■ REQUEST:
Look for "this" in each line of the entries, and return the matching lines.

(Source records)
################

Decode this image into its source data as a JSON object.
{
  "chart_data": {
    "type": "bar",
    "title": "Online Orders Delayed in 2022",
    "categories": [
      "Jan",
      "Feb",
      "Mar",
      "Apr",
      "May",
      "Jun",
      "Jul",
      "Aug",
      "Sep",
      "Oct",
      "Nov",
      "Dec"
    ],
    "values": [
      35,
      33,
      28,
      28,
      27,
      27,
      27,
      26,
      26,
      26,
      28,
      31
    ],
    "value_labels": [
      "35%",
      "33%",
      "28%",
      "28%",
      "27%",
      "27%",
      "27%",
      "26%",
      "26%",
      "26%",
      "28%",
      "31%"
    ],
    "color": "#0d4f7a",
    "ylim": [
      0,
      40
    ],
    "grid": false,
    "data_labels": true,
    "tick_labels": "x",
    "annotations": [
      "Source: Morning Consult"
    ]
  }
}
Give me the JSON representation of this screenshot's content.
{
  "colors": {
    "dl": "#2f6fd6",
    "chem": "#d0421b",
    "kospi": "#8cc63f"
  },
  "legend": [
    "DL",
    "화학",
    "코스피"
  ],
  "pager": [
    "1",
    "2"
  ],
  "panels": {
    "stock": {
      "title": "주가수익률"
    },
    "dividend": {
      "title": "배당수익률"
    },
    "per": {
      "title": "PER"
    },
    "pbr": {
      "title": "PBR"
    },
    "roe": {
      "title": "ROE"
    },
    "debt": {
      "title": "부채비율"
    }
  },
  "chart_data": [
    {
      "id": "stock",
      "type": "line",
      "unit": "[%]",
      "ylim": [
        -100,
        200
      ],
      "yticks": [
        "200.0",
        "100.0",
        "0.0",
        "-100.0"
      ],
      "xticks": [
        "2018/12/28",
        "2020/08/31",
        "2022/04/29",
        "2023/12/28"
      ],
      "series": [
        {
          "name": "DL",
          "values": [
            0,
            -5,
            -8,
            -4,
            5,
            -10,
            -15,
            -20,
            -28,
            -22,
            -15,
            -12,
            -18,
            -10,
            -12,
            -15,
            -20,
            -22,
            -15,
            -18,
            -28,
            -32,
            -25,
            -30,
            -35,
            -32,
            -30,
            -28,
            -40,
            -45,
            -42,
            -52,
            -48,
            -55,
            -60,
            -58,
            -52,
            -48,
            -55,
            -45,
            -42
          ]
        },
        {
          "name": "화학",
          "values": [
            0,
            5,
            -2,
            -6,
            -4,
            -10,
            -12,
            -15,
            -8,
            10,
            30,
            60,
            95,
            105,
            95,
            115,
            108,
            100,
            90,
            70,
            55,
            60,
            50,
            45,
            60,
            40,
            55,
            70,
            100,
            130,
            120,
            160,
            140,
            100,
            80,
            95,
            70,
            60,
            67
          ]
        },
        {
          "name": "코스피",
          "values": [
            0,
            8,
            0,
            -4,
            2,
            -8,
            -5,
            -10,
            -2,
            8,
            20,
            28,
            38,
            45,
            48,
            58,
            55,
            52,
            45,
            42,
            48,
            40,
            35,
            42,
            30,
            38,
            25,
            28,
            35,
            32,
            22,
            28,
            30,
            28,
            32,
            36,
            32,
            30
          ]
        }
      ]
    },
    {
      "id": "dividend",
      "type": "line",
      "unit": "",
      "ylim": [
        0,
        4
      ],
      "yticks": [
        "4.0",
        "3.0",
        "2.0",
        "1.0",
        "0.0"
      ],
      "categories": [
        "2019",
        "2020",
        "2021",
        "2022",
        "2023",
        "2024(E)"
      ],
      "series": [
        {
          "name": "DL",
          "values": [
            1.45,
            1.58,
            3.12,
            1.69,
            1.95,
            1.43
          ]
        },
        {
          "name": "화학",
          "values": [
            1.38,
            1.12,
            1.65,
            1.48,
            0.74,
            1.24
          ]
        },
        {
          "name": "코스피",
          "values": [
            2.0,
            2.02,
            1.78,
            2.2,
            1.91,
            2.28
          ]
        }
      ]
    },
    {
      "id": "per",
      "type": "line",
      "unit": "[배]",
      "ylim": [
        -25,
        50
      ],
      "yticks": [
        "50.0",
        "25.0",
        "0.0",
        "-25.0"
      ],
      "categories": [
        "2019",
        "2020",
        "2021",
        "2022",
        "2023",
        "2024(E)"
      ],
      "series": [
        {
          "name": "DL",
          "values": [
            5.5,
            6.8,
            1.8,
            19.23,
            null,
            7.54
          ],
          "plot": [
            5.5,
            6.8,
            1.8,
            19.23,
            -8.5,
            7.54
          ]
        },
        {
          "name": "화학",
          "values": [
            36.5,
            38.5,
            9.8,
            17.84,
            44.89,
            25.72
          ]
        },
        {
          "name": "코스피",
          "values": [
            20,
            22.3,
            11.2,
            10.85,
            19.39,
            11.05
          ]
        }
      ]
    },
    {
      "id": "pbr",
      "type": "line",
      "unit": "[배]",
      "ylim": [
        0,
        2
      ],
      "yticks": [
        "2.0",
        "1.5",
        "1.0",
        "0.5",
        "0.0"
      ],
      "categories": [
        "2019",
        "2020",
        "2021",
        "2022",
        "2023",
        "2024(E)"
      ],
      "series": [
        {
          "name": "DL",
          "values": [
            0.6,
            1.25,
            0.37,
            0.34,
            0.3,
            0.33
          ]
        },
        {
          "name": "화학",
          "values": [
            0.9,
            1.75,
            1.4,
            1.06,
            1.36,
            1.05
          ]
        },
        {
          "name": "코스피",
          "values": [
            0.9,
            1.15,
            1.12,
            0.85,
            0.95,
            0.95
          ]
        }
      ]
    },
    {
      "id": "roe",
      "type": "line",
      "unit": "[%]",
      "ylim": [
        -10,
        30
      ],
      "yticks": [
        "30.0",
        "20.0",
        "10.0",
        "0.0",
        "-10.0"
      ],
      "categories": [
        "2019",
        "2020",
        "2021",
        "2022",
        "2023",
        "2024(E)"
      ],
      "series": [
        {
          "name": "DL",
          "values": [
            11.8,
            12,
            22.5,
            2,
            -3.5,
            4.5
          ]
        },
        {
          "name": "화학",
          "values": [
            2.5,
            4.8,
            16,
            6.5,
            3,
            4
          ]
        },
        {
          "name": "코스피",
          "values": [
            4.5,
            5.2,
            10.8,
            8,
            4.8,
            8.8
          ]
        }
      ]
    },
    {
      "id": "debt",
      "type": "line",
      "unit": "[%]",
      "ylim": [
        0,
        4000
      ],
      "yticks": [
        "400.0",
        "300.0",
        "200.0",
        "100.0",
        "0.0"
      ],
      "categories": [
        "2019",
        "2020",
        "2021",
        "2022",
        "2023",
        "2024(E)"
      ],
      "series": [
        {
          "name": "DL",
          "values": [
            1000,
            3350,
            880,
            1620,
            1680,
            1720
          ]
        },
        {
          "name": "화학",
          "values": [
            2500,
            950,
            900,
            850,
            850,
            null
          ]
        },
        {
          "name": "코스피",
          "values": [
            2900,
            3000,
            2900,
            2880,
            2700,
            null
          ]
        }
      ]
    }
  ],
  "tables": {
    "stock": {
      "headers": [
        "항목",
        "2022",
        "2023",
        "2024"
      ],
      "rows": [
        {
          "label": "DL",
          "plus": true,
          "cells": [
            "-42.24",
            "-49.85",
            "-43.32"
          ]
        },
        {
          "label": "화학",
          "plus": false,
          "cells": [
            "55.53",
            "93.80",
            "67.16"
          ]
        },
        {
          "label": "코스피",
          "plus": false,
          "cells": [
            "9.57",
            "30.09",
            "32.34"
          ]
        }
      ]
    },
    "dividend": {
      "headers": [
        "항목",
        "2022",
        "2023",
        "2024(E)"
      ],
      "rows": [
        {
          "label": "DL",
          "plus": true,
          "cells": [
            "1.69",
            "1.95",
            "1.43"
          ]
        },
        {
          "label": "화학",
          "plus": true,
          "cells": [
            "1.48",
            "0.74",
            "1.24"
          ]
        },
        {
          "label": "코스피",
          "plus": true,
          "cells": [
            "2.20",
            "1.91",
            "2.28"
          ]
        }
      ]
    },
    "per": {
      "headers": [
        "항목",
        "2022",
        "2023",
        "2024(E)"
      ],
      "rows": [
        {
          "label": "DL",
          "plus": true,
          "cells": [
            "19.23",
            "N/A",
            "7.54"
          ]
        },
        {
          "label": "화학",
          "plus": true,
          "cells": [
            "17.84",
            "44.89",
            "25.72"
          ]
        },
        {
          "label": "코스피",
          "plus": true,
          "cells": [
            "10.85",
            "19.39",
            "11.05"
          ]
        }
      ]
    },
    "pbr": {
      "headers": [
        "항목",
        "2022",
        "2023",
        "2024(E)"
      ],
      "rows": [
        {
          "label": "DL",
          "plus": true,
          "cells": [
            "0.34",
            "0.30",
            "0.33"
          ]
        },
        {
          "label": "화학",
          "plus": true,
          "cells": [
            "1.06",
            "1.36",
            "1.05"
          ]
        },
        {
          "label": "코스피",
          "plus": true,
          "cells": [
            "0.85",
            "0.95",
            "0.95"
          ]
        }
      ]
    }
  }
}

################

■ FINAL RESULT:
Decode this image into its source data as a JSON object.
Give me the JSON representation of this screenshot's content.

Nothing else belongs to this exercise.